The data —
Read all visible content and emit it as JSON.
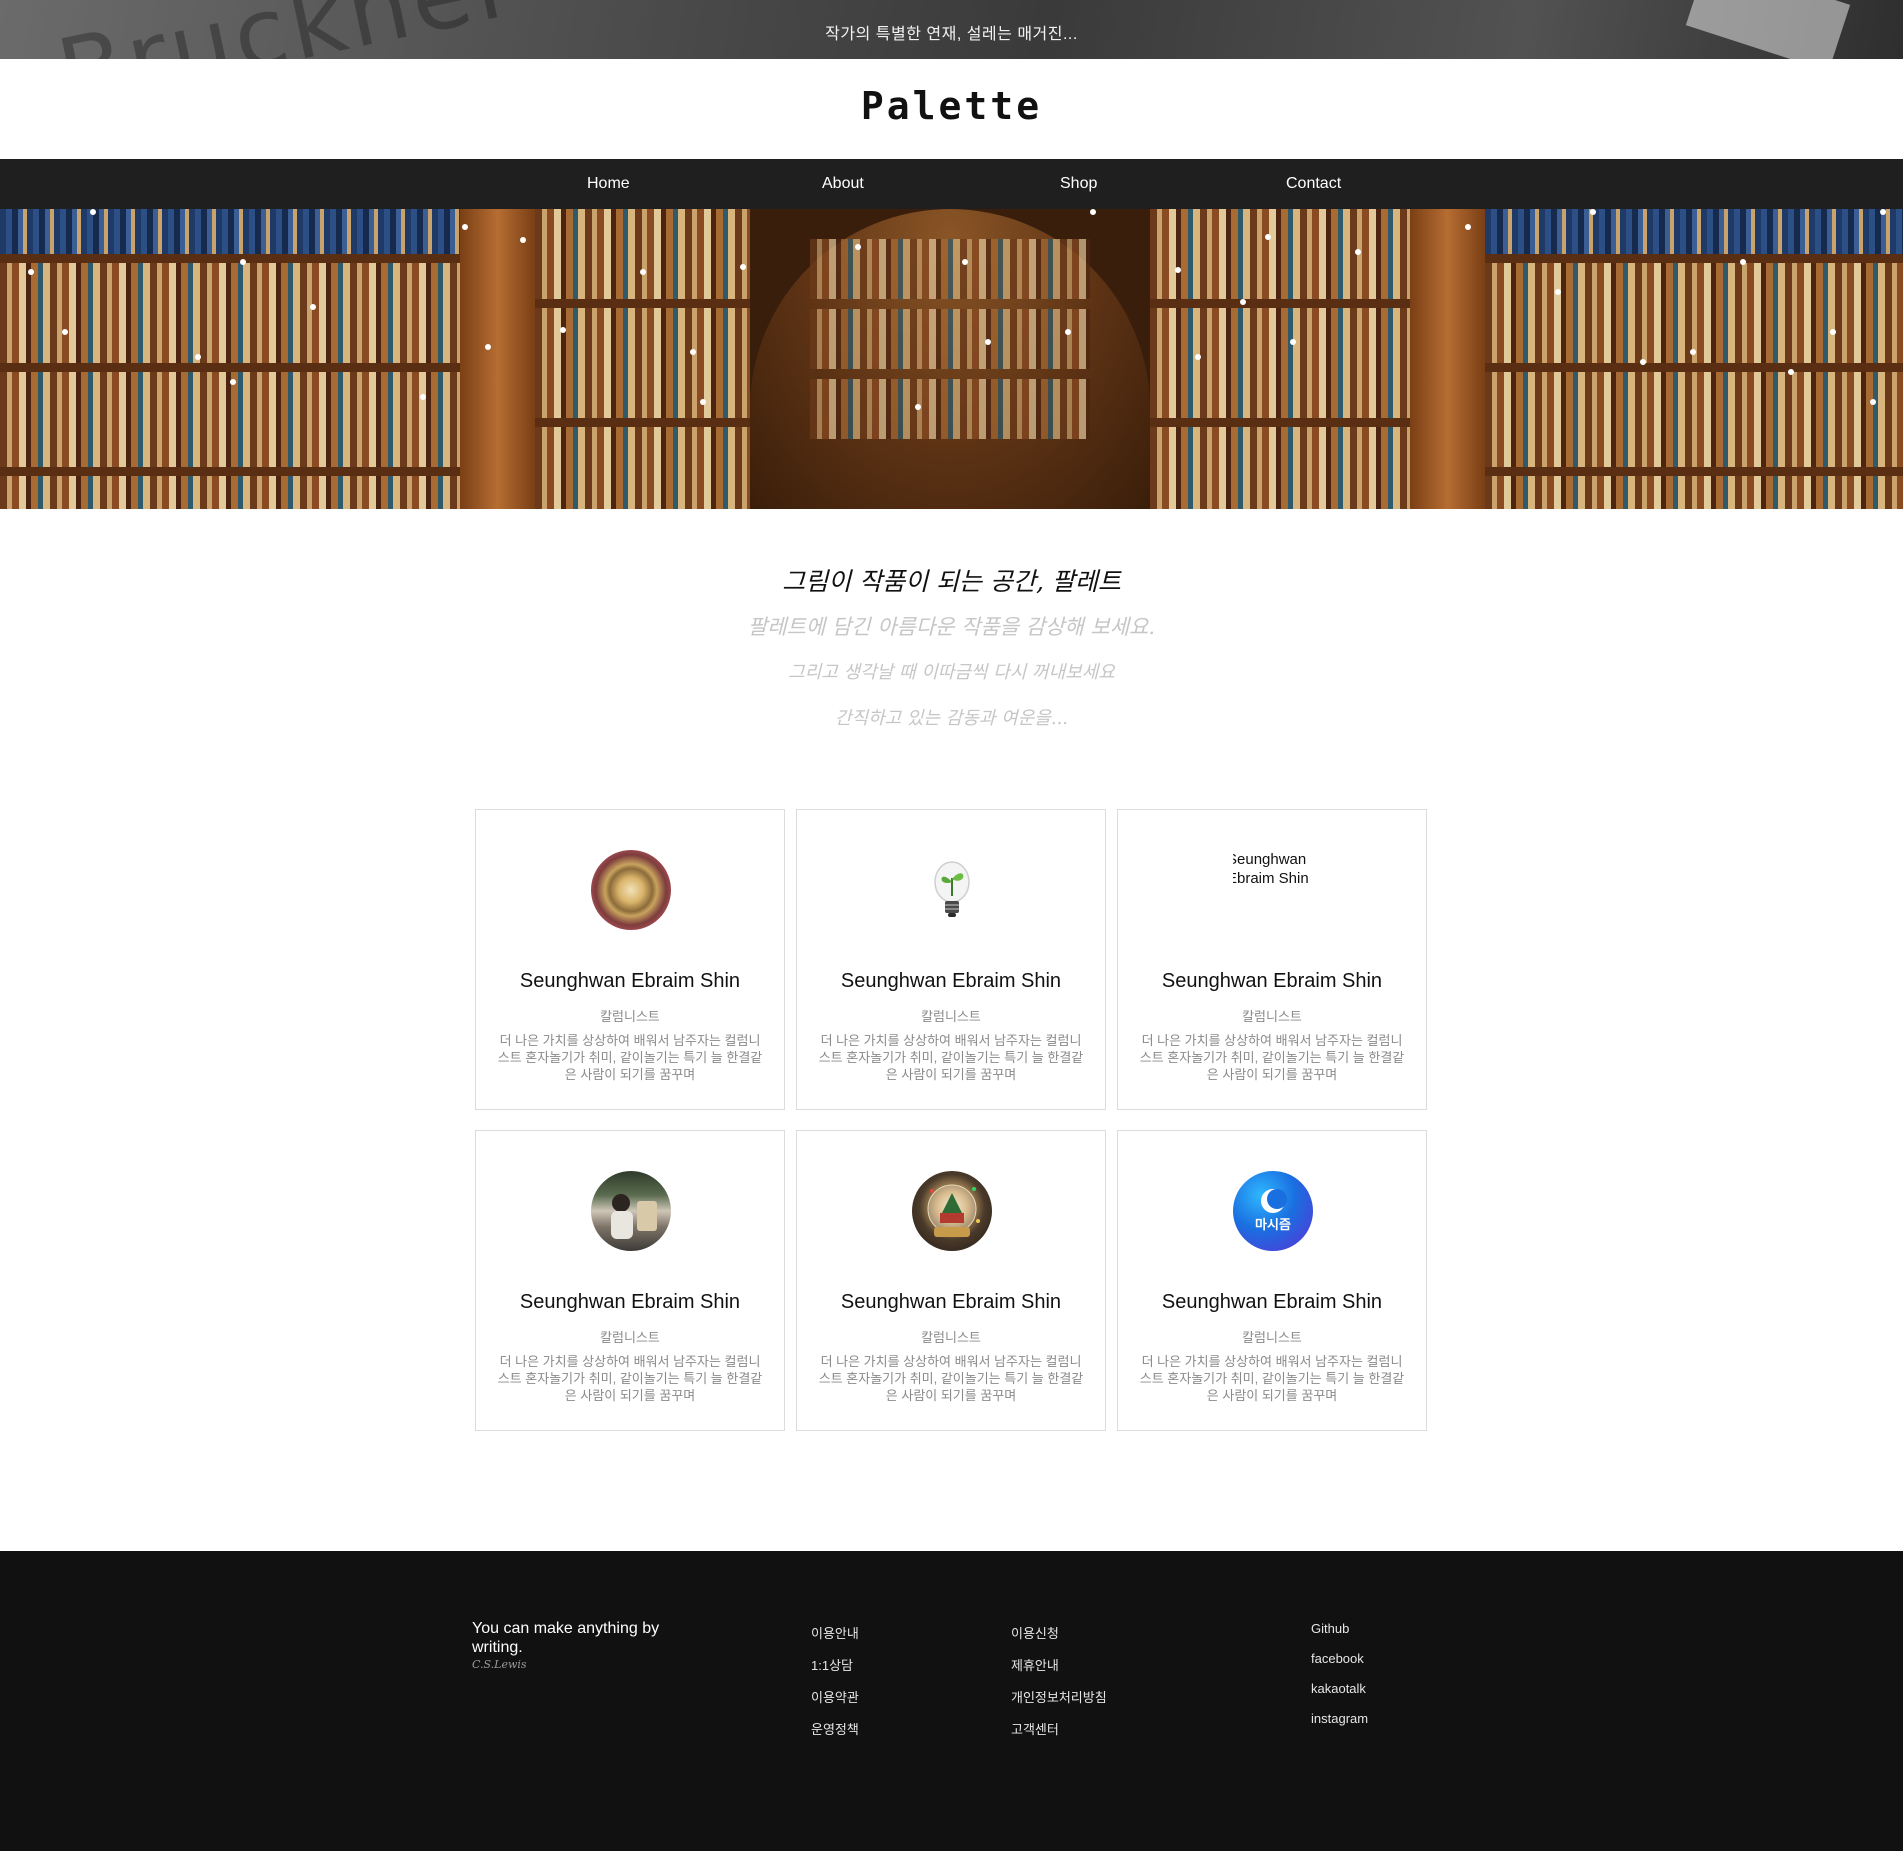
{
  "topbar": {
    "message": "작가의 특별한 연재, 설레는 매거진...",
    "decoration_text": "Bruckner"
  },
  "logo": {
    "text": "Palette"
  },
  "nav": {
    "items": [
      {
        "label": "Home"
      },
      {
        "label": "About"
      },
      {
        "label": "Shop"
      },
      {
        "label": "Contact"
      }
    ]
  },
  "intro": {
    "title": "그림이 작품이 되는 공간, 팔레트",
    "line1": "팔레트에 담긴 아름다운 작품을 감상해 보세요.",
    "line2": "그리고 생각날 때 이따금씩 다시 꺼내보세요",
    "line3": "간직하고 있는 감동과 여운을..."
  },
  "cards": [
    {
      "name": "Seunghwan Ebraim Shin",
      "role": "칼럼니스트",
      "desc": "더 나은 가치를 상상하여 배워서 남주자는 컬럼니스트 혼자놀기가 취미, 같이놀기는 특기 늘 한결같은 사람이 되기를 꿈꾸며",
      "avatar": "ornate-mirror-photo"
    },
    {
      "name": "Seunghwan Ebraim Shin",
      "role": "칼럼니스트",
      "desc": "더 나은 가치를 상상하여 배워서 남주자는 컬럼니스트 혼자놀기가 취미, 같이놀기는 특기 늘 한결같은 사람이 되기를 꿈꾸며",
      "avatar": "lightbulb-plant"
    },
    {
      "name": "Seunghwan Ebraim Shin",
      "role": "칼럼니스트",
      "desc": "더 나은 가치를 상상하여 배워서 남주자는 컬럼니스트 혼자놀기가 취미, 같이놀기는 특기 늘 한결같은 사람이 되기를 꿈꾸며",
      "avatar": "broken-image",
      "alt": "Seunghwan Ebraim Shin"
    },
    {
      "name": "Seunghwan Ebraim Shin",
      "role": "칼럼니스트",
      "desc": "더 나은 가치를 상상하여 배워서 남주자는 컬럼니스트 혼자놀기가 취미, 같이놀기는 특기 늘 한결같은 사람이 되기를 꿈꾸며",
      "avatar": "person-photo"
    },
    {
      "name": "Seunghwan Ebraim Shin",
      "role": "칼럼니스트",
      "desc": "더 나은 가치를 상상하여 배워서 남주자는 컬럼니스트 혼자놀기가 취미, 같이놀기는 특기 늘 한결같은 사람이 되기를 꿈꾸며",
      "avatar": "snow-globe"
    },
    {
      "name": "Seunghwan Ebraim Shin",
      "role": "칼럼니스트",
      "desc": "더 나은 가치를 상상하여 배워서 남주자는 컬럼니스트 혼자놀기가 취미, 같이놀기는 특기 늘 한결같은 사람이 되기를 꿈꾸며",
      "avatar": "masijum-logo",
      "logo_text": "마시즘"
    }
  ],
  "footer": {
    "quote": "You can make anything by writing.",
    "quote_author": "C.S.Lewis",
    "col1": [
      "이용안내",
      "1:1상담",
      "이용약관",
      "운영정책"
    ],
    "col2": [
      "이용신청",
      "제휴안내",
      "개인정보처리방침",
      "고객센터"
    ],
    "social": [
      "Github",
      "facebook",
      "kakaotalk",
      "instagram"
    ]
  },
  "colors": {
    "nav_bg": "#1f1f1f",
    "footer_bg": "#111111",
    "muted_text": "#8a8a8a",
    "intro_sub_text": "#c6c6c6"
  }
}
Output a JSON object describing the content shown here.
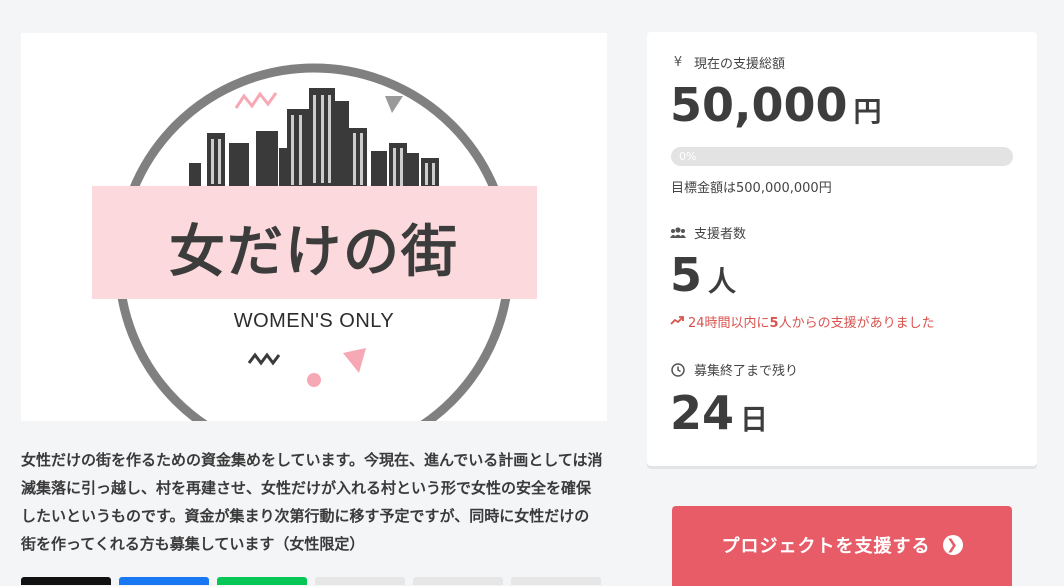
{
  "hero": {
    "title": "女だけの街",
    "subtitle": "WOMEN'S ONLY",
    "colors": {
      "ring": "#808080",
      "banner": "#fbd9dc",
      "accent_pink": "#f6a8b5",
      "city": "#3a3a3a"
    }
  },
  "description": "女性だけの街を作るための資金集めをしています。今現在、進んでいる計画としては消滅集落に引っ越し、村を再建させ、女性だけが入れる村という形で女性の安全を確保したいというものです。資金が集まり次第行動に移す予定ですが、同時に女性だけの街を作ってくれる方も募集しています（女性限定）",
  "stats": {
    "total": {
      "icon": "yen-icon",
      "icon_glyph": "¥",
      "label": "現在の支援総額",
      "value": "50,000",
      "unit": "円"
    },
    "progress": {
      "percent_text": "0%",
      "fraction": 0.0001,
      "goal_text": "目標金額は500,000,000円"
    },
    "supporters": {
      "icon": "users-icon",
      "label": "支援者数",
      "value": "5",
      "unit": "人",
      "trend_prefix": "24時間以内に",
      "trend_count": "5",
      "trend_suffix": "人からの支援がありました"
    },
    "remaining": {
      "icon": "clock-icon",
      "label": "募集終了まで残り",
      "value": "24",
      "unit": "日"
    }
  },
  "cta": {
    "label": "プロジェクトを支援する",
    "icon": "chevron-right-circle-icon",
    "color": "#e85c68"
  },
  "share_buttons": [
    {
      "name": "x",
      "color": "#111111"
    },
    {
      "name": "facebook",
      "color": "#1877f2"
    },
    {
      "name": "line",
      "color": "#06c755"
    },
    {
      "name": "share-4",
      "color": "#e6e6e6"
    },
    {
      "name": "share-5",
      "color": "#e6e6e6"
    },
    {
      "name": "share-6",
      "color": "#e6e6e6"
    }
  ]
}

Request — Restate each line of the records exactly; pictures do not belong in the copy.

Result of the task —
Read all visible content and emit it as JSON.
{
  "topbar": {
    "message": "작가의 특별한 연재, 설레는 매거진...",
    "decoration_text": "Bruckner"
  },
  "logo": {
    "text": "Palette"
  },
  "nav": {
    "items": [
      {
        "label": "Home"
      },
      {
        "label": "About"
      },
      {
        "label": "Shop"
      },
      {
        "label": "Contact"
      }
    ]
  },
  "intro": {
    "title": "그림이 작품이 되는 공간, 팔레트",
    "line1": "팔레트에 담긴 아름다운 작품을 감상해 보세요.",
    "line2": "그리고 생각날 때 이따금씩 다시 꺼내보세요",
    "line3": "간직하고 있는 감동과 여운을..."
  },
  "cards": [
    {
      "name": "Seunghwan Ebraim Shin",
      "role": "칼럼니스트",
      "desc": "더 나은 가치를 상상하여 배워서 남주자는 컬럼니스트 혼자놀기가 취미, 같이놀기는 특기 늘 한결같은 사람이 되기를 꿈꾸며",
      "avatar": "ornate-mirror-photo"
    },
    {
      "name": "Seunghwan Ebraim Shin",
      "role": "칼럼니스트",
      "desc": "더 나은 가치를 상상하여 배워서 남주자는 컬럼니스트 혼자놀기가 취미, 같이놀기는 특기 늘 한결같은 사람이 되기를 꿈꾸며",
      "avatar": "lightbulb-plant"
    },
    {
      "name": "Seunghwan Ebraim Shin",
      "role": "칼럼니스트",
      "desc": "더 나은 가치를 상상하여 배워서 남주자는 컬럼니스트 혼자놀기가 취미, 같이놀기는 특기 늘 한결같은 사람이 되기를 꿈꾸며",
      "avatar": "broken-image",
      "alt": "Seunghwan Ebraim Shin"
    },
    {
      "name": "Seunghwan Ebraim Shin",
      "role": "칼럼니스트",
      "desc": "더 나은 가치를 상상하여 배워서 남주자는 컬럼니스트 혼자놀기가 취미, 같이놀기는 특기 늘 한결같은 사람이 되기를 꿈꾸며",
      "avatar": "person-photo"
    },
    {
      "name": "Seunghwan Ebraim Shin",
      "role": "칼럼니스트",
      "desc": "더 나은 가치를 상상하여 배워서 남주자는 컬럼니스트 혼자놀기가 취미, 같이놀기는 특기 늘 한결같은 사람이 되기를 꿈꾸며",
      "avatar": "snow-globe"
    },
    {
      "name": "Seunghwan Ebraim Shin",
      "role": "칼럼니스트",
      "desc": "더 나은 가치를 상상하여 배워서 남주자는 컬럼니스트 혼자놀기가 취미, 같이놀기는 특기 늘 한결같은 사람이 되기를 꿈꾸며",
      "avatar": "masijum-logo",
      "logo_text": "마시즘"
    }
  ],
  "footer": {
    "quote": "You can make anything by writing.",
    "quote_author": "C.S.Lewis",
    "col1": [
      "이용안내",
      "1:1상담",
      "이용약관",
      "운영정책"
    ],
    "col2": [
      "이용신청",
      "제휴안내",
      "개인정보처리방침",
      "고객센터"
    ],
    "social": [
      "Github",
      "facebook",
      "kakaotalk",
      "instagram"
    ]
  },
  "colors": {
    "nav_bg": "#1f1f1f",
    "footer_bg": "#111111",
    "muted_text": "#8a8a8a",
    "intro_sub_text": "#c6c6c6"
  }
}
Output a JSON object describing the content shown here.
{
  "hero": {
    "title": "女だけの街",
    "subtitle": "WOMEN'S ONLY",
    "colors": {
      "ring": "#808080",
      "banner": "#fbd9dc",
      "accent_pink": "#f6a8b5",
      "city": "#3a3a3a"
    }
  },
  "description": "女性だけの街を作るための資金集めをしています。今現在、進んでいる計画としては消滅集落に引っ越し、村を再建させ、女性だけが入れる村という形で女性の安全を確保したいというものです。資金が集まり次第行動に移す予定ですが、同時に女性だけの街を作ってくれる方も募集しています（女性限定）",
  "stats": {
    "total": {
      "icon": "yen-icon",
      "icon_glyph": "¥",
      "label": "現在の支援総額",
      "value": "50,000",
      "unit": "円"
    },
    "progress": {
      "percent_text": "0%",
      "fraction": 0.0001,
      "goal_text": "目標金額は500,000,000円"
    },
    "supporters": {
      "icon": "users-icon",
      "label": "支援者数",
      "value": "5",
      "unit": "人",
      "trend_prefix": "24時間以内に",
      "trend_count": "5",
      "trend_suffix": "人からの支援がありました"
    },
    "remaining": {
      "icon": "clock-icon",
      "label": "募集終了まで残り",
      "value": "24",
      "unit": "日"
    }
  },
  "cta": {
    "label": "プロジェクトを支援する",
    "icon": "chevron-right-circle-icon",
    "color": "#e85c68"
  },
  "share_buttons": [
    {
      "name": "x",
      "color": "#111111"
    },
    {
      "name": "facebook",
      "color": "#1877f2"
    },
    {
      "name": "line",
      "color": "#06c755"
    },
    {
      "name": "share-4",
      "color": "#e6e6e6"
    },
    {
      "name": "share-5",
      "color": "#e6e6e6"
    },
    {
      "name": "share-6",
      "color": "#e6e6e6"
    }
  ]
}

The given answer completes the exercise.